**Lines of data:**
<<<<

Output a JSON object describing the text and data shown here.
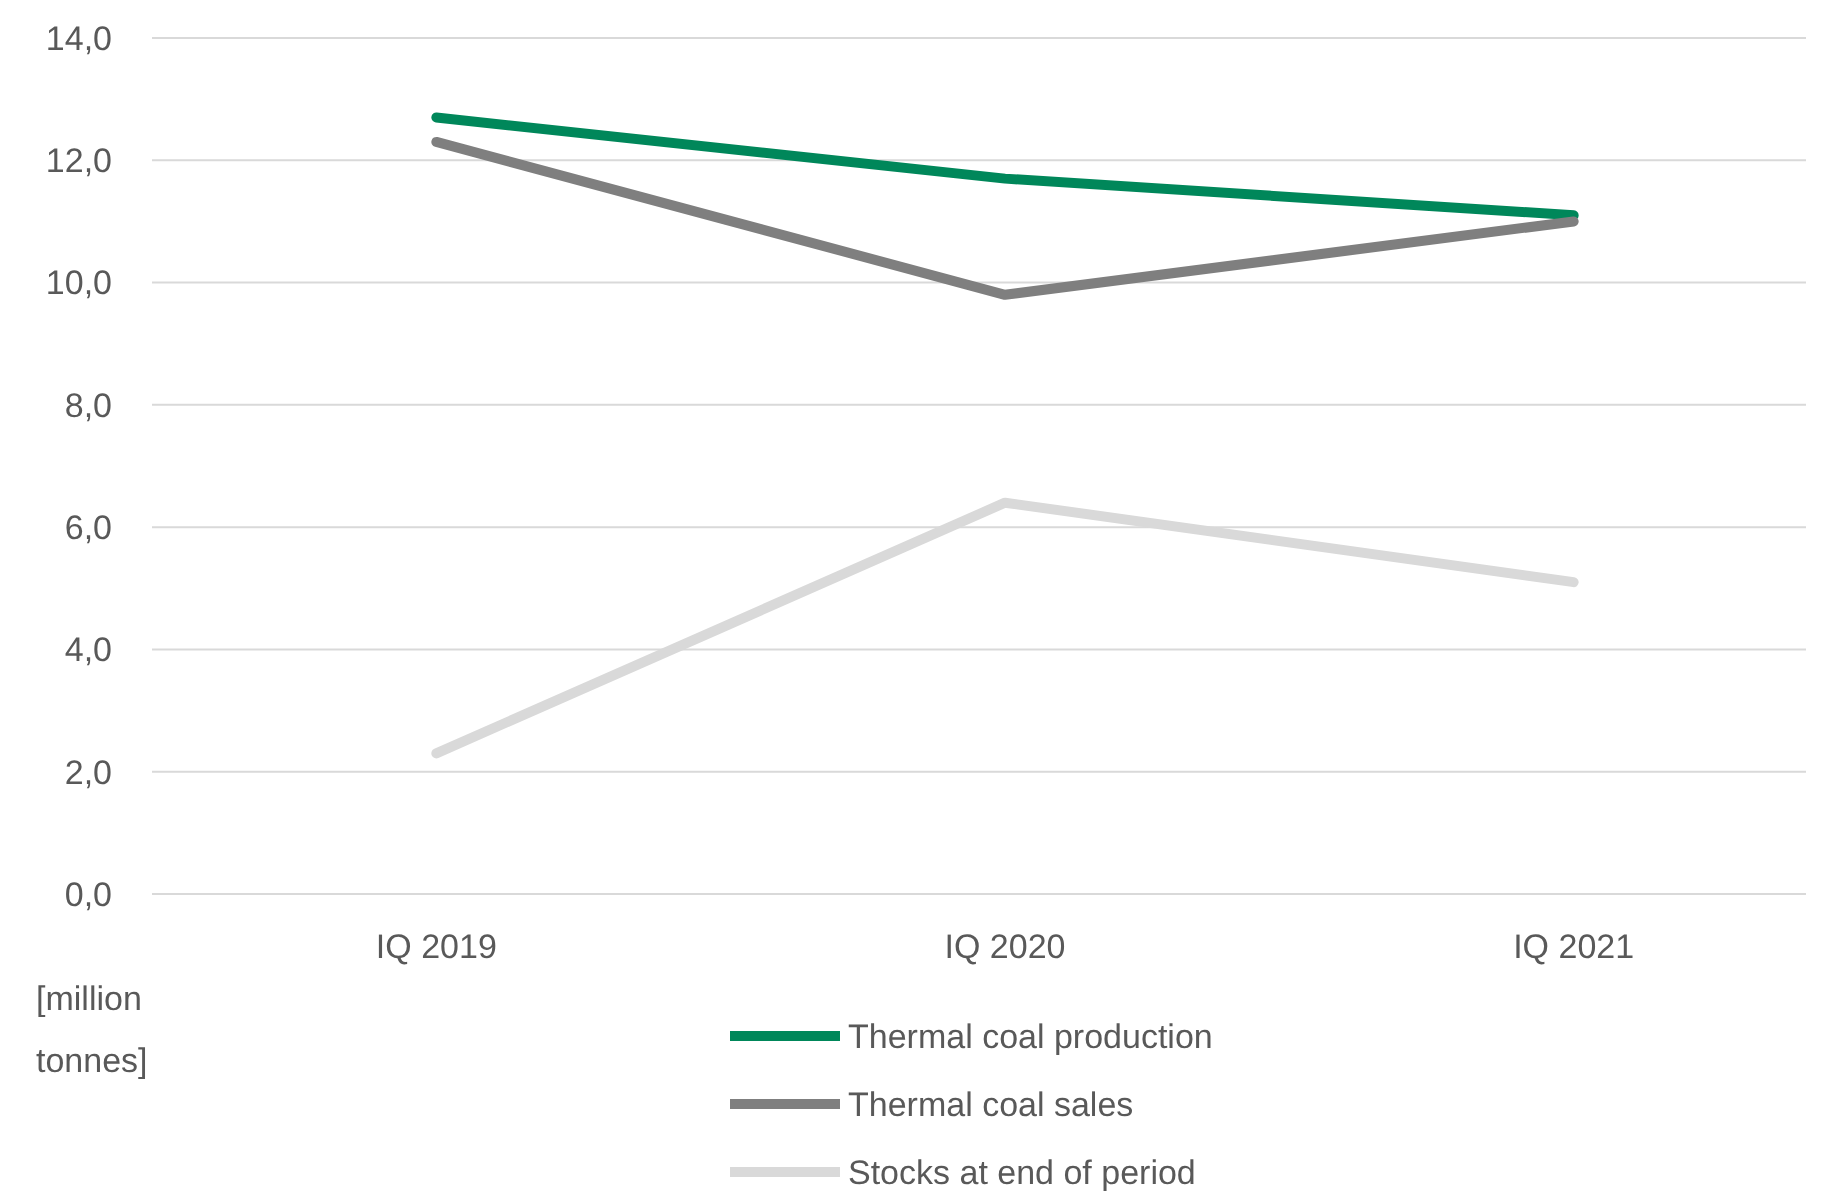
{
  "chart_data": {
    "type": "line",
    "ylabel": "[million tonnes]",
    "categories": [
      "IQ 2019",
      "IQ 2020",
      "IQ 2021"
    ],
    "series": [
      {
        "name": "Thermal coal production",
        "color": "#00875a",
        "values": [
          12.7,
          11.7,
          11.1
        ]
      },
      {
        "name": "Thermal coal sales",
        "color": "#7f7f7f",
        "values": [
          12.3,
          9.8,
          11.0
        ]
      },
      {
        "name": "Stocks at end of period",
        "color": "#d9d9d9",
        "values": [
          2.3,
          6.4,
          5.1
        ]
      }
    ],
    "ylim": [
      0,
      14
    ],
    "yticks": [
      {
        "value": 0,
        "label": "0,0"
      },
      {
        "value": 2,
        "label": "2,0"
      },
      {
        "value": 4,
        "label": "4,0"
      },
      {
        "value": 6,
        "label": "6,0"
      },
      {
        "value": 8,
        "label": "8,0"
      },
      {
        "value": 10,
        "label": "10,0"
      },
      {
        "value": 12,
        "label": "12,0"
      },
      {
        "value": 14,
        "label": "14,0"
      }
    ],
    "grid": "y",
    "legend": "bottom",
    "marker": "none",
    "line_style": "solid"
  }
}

>>>>

**TASK TO COMPLETE:**
Pull out every line in the material above where "coal" occurs.

**OUTPUT OF THE TASK:**
        "name": "Thermal coal production",
        "name": "Thermal coal sales",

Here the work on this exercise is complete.